◆ Document
··········

In this manner, a reduction of the maximum required power and thus a reduction of the heating of the MOSFET switches is achieved, as well as a reduction of the torque ripple acting on the magnet of the rotor 18 and of the vibrations induced in the impeller 2 and in the housing 4.
This implies a lower request for motor cooling, which may be easily satisfied by means of the cooling apertures 31.
Furthermore, the reduction of torque ripple makes it possible, for example, to accommodate the stator 16 and/or the rotor 18 in the respective housings 15, 17 of the motor support 14 without the interposition of damping layers or elements, and to keep the noise of the blower 1 low in all cases.
According to the embodiment shown in the figures, the electric motor is a unilateral bearing motor and the rotor seat 17 forms a first bearing seat 17' and a second bearing seat 17" which are coaxial. The bearing seats 17', 17" may be formed one facing towards the outside and the other facing towards the inside of the conveying space 3. This positioning facilitates the mounting of the motor and allows the use of fewer components to fix the rotating part.
The bearings are preferably smooth cylindrical annular bearings or rolling bearings.
According to a preferred embodiment (Figures 1, 3), the stator seat 15 is formed in an annular wall 35, preferably circular and continuous. The annular wall 35 defines a shoulder 35 which forms an axial abutment surface for the stator 16 and one or more side surfaces 37, which achieve the engagement by clamping of the stator 16, preventing transverse displacements in the axial direction.
The stator 16 may comprise one or more snap-coupling portions which interact with respective counter-coupling portions of the motor support 14 to facilitate the provisional or definitive positioning and/or connection thereof.
The stator 16 may further form a plurality of fixing holes 38 aligned with corresponding fixing holes 39 formed in the second side wall 6 and/or with corresponding fixing holes 40 formed in a protective lid 41 (possibly provided with cooling apertures or cooling slots) and/or with fixing holes 42 of an electronic control board 33 for fixing the motor 11, by means of screws, to the housing 4. Advantageously, the fixing holes 39 in the second side wall 6 are arranged so that the position of the electronic board 33 may be varied as required.

··········

◆ Written problem A
According to the blower motor passage, which types of bearings are preferred?
◆ Written problem B
Write the next part of the blower motor passage, picking up after its final sentence.

··········

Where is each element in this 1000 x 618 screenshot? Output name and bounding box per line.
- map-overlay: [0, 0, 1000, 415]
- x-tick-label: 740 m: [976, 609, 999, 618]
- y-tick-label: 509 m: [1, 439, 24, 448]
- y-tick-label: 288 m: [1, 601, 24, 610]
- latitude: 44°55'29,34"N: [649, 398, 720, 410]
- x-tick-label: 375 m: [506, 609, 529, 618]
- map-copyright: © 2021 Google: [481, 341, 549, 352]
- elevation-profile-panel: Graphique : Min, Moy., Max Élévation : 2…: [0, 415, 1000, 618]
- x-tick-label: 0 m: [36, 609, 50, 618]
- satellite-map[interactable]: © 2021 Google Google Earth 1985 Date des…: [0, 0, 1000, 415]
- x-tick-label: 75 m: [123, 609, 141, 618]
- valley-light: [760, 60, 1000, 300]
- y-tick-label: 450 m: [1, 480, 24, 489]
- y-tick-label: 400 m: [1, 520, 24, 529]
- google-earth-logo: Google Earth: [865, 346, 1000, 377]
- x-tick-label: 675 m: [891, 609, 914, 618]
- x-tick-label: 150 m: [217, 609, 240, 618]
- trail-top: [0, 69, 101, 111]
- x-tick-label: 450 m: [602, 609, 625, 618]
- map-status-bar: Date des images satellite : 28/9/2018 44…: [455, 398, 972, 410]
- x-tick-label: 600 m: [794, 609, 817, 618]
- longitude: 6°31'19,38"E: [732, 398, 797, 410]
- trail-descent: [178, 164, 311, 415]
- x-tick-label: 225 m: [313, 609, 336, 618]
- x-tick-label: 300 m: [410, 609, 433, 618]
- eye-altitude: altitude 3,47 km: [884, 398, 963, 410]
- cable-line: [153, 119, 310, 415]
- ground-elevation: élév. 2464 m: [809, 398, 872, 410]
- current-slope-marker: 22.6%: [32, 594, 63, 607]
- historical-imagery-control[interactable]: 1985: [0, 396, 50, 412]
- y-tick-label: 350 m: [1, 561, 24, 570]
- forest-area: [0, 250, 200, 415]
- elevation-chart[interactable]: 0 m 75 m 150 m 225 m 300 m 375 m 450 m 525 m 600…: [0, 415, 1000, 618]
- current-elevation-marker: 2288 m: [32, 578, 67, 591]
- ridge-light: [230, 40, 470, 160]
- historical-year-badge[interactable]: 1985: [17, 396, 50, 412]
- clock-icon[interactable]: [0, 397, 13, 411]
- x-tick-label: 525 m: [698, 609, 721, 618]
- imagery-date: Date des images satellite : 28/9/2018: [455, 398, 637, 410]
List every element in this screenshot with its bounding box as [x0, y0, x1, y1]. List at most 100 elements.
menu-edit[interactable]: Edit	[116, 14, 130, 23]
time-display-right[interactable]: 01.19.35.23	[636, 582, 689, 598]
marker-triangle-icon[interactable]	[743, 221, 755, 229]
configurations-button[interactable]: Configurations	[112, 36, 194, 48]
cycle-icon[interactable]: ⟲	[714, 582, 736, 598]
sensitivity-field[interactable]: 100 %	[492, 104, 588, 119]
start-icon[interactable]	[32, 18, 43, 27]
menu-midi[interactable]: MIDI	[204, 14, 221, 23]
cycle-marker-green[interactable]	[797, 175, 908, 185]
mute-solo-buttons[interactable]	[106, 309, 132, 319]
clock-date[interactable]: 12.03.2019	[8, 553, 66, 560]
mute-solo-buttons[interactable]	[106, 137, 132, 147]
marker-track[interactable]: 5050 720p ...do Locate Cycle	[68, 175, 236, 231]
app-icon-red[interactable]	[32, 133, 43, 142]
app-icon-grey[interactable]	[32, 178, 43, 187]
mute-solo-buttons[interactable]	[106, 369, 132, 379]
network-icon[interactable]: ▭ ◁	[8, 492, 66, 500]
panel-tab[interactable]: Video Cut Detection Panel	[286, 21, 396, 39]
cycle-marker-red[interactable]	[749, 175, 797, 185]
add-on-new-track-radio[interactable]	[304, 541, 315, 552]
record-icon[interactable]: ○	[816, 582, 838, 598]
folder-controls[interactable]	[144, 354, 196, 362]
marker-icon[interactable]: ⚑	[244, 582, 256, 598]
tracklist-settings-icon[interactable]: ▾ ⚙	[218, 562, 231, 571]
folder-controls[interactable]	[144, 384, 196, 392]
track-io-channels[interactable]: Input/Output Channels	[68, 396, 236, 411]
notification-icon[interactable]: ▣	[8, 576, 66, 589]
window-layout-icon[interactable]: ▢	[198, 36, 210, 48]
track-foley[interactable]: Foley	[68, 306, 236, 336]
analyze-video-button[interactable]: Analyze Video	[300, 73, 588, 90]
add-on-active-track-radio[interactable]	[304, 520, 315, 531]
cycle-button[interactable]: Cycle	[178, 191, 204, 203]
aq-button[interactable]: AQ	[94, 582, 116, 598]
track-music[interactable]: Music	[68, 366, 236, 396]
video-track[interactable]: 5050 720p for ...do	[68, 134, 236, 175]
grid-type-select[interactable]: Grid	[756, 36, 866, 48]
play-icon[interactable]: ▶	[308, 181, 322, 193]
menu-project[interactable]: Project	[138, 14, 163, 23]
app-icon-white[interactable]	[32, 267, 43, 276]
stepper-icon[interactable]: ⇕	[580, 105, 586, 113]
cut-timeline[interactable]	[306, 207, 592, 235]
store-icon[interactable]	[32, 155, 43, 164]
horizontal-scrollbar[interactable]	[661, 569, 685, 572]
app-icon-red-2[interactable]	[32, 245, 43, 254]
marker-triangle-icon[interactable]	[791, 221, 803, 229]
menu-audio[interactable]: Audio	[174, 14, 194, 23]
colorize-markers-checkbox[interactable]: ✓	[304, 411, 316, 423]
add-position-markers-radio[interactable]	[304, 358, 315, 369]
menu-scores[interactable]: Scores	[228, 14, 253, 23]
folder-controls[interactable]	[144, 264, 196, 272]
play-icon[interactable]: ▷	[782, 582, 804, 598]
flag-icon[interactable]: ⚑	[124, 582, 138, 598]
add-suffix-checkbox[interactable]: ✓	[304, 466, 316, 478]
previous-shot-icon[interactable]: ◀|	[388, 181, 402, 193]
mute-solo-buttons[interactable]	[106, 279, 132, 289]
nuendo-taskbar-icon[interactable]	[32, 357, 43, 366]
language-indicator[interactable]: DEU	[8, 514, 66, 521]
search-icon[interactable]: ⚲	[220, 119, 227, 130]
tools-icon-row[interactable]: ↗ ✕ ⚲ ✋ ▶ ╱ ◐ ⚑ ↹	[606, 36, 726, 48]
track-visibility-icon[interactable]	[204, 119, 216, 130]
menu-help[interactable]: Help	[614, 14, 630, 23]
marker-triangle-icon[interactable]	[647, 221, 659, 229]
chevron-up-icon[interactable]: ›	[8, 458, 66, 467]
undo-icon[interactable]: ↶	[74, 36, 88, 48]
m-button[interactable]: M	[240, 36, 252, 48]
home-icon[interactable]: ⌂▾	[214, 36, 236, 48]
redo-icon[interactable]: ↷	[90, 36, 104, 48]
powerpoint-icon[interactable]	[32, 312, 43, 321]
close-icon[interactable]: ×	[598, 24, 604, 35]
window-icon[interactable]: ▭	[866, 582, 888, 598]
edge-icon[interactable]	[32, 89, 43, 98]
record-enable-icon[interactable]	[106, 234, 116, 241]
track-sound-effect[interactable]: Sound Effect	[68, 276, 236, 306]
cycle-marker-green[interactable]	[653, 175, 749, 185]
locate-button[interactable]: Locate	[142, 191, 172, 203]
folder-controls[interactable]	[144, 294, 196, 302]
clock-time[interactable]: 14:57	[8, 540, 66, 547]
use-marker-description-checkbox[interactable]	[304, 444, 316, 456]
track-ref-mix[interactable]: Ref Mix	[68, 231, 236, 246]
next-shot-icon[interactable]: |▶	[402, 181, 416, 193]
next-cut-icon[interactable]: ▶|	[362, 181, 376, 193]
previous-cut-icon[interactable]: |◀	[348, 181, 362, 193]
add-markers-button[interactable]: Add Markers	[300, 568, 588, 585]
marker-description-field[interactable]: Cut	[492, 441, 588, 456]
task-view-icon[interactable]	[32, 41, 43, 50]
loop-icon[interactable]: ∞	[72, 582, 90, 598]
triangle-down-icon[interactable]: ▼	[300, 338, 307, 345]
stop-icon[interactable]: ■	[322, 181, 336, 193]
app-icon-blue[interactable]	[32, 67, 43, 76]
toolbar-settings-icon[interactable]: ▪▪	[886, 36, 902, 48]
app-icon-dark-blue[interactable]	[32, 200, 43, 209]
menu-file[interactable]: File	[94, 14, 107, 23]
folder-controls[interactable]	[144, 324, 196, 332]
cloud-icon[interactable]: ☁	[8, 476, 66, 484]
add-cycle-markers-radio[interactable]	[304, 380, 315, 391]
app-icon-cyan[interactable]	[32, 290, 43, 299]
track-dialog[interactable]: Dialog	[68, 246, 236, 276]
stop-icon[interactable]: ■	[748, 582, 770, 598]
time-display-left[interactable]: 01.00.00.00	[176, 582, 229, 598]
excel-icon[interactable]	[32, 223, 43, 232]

··········

◆ Reply A
Smooth cylindrical annular bearings or rolling bearings.

◆ Reply B
This makes it possible to vary the position of the electrical connections of the electric board 33 according to the inner dimensions in the boiler in which the blower 1 will be installed.
Advantageously, the housing 4 is made of plastic material.
The housing 4 may comprise two half-shells made separately, e.g. by molding, and successively joined, e.g. by snap-fastening or by means of a plurality of hooks 43 which can be moved in a snapping manner into respective fastening positions.
To further reduce the noise of the blower 1, a damping layer or element (not shown), e.g. made of rubber, may be provided interposed between the rotor 18 and the motor support 14 and/or between the stator 16 and the motor support 14.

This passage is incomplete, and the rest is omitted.